## Your task
Take every line where the string "quadrangle" appears and copy it.

START Exercise input

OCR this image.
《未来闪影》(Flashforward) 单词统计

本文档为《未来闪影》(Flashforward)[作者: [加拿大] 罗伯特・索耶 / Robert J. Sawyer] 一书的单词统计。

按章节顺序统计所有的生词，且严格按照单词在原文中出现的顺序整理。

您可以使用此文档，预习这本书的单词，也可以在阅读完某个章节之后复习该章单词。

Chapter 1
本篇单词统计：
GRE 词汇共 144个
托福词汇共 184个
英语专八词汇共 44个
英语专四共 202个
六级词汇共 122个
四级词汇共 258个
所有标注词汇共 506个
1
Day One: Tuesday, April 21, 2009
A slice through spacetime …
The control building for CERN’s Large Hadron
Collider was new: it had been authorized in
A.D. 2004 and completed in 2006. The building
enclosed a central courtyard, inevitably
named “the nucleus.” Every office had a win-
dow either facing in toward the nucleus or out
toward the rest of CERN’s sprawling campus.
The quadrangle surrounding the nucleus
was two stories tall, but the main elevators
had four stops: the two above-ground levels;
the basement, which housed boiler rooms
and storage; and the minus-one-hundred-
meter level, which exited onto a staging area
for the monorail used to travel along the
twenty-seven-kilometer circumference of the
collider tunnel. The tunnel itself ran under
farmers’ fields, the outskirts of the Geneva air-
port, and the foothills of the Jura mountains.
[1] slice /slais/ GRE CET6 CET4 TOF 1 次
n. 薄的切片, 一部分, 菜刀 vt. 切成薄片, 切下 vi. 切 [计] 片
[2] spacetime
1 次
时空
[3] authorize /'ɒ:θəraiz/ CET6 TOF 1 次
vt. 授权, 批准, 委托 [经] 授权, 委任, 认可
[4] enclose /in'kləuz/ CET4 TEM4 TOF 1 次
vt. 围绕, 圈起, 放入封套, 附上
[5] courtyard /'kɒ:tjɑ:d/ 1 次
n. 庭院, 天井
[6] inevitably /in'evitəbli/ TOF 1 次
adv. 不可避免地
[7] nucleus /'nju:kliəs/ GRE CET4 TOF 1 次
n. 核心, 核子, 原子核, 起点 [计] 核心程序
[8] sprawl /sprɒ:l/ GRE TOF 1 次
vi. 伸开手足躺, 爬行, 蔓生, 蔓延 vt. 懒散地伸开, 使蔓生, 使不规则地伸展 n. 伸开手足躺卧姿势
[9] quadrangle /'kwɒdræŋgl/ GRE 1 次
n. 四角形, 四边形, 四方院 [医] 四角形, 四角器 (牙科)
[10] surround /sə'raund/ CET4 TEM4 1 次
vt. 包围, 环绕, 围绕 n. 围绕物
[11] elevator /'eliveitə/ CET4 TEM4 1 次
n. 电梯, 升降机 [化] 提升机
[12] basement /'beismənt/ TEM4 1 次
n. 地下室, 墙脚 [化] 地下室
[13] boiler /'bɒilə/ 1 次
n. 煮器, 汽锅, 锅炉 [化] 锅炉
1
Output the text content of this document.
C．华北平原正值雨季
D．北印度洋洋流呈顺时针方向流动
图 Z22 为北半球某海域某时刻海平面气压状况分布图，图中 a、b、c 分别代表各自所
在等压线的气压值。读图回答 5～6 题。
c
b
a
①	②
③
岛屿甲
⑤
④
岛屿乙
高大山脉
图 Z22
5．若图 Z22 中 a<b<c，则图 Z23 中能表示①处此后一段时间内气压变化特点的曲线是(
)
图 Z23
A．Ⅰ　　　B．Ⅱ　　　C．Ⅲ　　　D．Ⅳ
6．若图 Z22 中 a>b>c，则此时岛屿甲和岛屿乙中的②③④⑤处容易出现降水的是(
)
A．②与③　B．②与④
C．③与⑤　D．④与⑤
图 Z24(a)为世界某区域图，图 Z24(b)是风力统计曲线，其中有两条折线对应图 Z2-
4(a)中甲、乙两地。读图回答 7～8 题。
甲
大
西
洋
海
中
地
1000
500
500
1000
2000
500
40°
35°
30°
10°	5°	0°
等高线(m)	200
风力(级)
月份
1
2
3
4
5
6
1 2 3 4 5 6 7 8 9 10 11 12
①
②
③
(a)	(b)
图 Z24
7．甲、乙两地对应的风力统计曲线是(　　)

END Exercise input

## Answer below
The quadrangle surrounding the nucleus
[9] quadrangle /'kwɒdræŋgl/ GRE 1 次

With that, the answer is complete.